*WHAT YOU NEED TO DO*: Extract all of the entries and give them again, word for word.

*Items listed in a dataset*:
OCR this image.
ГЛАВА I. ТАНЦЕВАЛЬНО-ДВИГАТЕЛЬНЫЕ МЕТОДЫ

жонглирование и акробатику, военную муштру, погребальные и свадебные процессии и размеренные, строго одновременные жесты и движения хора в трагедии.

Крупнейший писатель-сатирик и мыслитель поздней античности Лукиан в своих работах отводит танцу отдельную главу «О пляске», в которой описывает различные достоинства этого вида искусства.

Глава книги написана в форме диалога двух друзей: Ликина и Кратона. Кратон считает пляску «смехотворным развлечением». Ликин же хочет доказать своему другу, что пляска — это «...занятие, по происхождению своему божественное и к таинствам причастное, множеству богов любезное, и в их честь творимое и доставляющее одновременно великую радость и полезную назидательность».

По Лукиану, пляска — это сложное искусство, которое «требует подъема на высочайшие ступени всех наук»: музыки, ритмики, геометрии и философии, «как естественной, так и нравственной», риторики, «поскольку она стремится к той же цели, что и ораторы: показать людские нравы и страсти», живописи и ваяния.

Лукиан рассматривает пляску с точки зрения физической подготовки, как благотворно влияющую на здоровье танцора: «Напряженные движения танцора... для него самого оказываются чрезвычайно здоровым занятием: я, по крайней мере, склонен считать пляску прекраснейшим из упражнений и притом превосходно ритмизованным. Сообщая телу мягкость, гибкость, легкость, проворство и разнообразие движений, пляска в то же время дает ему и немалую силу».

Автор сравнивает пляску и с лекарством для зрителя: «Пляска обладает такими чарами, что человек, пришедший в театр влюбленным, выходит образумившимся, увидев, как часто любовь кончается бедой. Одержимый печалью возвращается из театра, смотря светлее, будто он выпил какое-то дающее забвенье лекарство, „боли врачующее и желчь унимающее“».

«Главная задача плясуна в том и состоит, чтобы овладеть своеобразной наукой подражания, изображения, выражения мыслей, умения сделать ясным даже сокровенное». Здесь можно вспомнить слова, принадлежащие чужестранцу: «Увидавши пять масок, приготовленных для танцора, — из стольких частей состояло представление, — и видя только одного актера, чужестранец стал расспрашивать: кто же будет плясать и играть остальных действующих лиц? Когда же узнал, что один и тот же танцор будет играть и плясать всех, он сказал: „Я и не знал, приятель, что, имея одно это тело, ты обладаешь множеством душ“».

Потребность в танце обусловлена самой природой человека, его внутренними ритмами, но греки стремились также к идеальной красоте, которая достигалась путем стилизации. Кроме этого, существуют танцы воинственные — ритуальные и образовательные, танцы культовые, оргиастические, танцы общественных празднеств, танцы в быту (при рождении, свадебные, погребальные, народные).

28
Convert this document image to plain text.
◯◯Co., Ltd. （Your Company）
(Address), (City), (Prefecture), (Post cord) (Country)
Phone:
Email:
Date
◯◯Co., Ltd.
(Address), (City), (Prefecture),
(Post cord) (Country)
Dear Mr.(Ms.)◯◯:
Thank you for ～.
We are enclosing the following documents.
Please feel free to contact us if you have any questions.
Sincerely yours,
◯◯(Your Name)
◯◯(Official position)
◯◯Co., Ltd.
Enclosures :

*EXERCISE SOLUTION*:
OCR this image.
ГЛАВА I. ТАНЦЕВАЛЬНО-ДВИГАТЕЛЬНЫЕ МЕТОДЫ

жонглирование и акробатику, военную муштру, погребальные и свадебные процессии и размеренные, строго одновременные жесты и движения хора в трагедии.

Крупнейший писатель-сатирик и мыслитель поздней античности Лукиан в своих работах отводит танцу отдельную главу «О пляске», в которой описывает различные достоинства этого вида искусства.

Глава книги написана в форме диалога двух друзей: Ликина и Кратона. Кратон считает пляску «смехотворным развлечением». Ликин же хочет доказать своему другу, что пляска — это «...занятие, по происхождению своему божественное и к таинствам причастное, множеству богов любезное, и в их честь творимое и доставляющее одновременно великую радость и полезную назидательность».

По Лукиану, пляска — это сложное искусство, которое «требует подъема на высочайшие ступени всех наук»: музыки, ритмики, геометрии и философии, «как естественной, так и нравственной», риторики, «поскольку она стремится к той же цели, что и ораторы: показать людские нравы и страсти», живописи и ваяния.

Лукиан рассматривает пляску с точки зрения физической подготовки, как благотворно влияющую на здоровье танцора: «Напряженные движения танцора... для него самого оказываются чрезвычайно здоровым занятием: я, по крайней мере, склонен считать пляску прекраснейшим из упражнений и притом превосходно ритмизованным. Сообщая телу мягкость, гибкость, легкость, проворство и разнообразие движений, пляска в то же время дает ему и немалую силу».

Автор сравнивает пляску и с лекарством для зрителя: «Пляска обладает такими чарами, что человек, пришедший в театр влюбленным, выходит образумившимся, увидев, как часто любовь кончается бедой. Одержимый печалью возвращается из театра, смотря светлее, будто он выпил какое-то дающее забвенье лекарство, „боли врачующее и желчь унимающее“».

«Главная задача плясуна в том и состоит, чтобы овладеть своеобразной наукой подражания, изображения, выражения мыслей, умения сделать ясным даже сокровенное». Здесь можно вспомнить слова, принадлежащие чужестранцу: «Увидавши пять масок, приготовленных для танцора, — из стольких частей состояло представление, — и видя только одного актера, чужестранец стал расспрашивать: кто же будет плясать и играть остальных действующих лиц? Когда же узнал, что один и тот же танцор будет играть и плясать всех, он сказал: „Я и не знал, приятель, что, имея одно это тело, ты обладаешь множеством душ“».

Потребность в танце обусловлена самой природой человека, его внутренними ритмами, но греки стремились также к идеальной красоте, которая достигалась путем стилизации. Кроме этого, существуют танцы воинственные — ритуальные и образовательные, танцы культовые, оргиастические, танцы общественных празднеств, танцы в быту (при рождении, свадебные, погребальные, народные).

28
Convert this document image to plain text.
◯◯Co., Ltd. （Your Company）
(Address), (City), (Prefecture), (Post cord) (Country)
Phone:
Email:
Date
◯◯Co., Ltd.
(Address), (City), (Prefecture),
(Post cord) (Country)
Dear Mr.(Ms.)◯◯:
Thank you for ～.
We are enclosing the following documents.
Please feel free to contact us if you have any questions.
Sincerely yours,
◯◯(Your Name)
◯◯(Official position)
◯◯Co., Ltd.
Enclosures :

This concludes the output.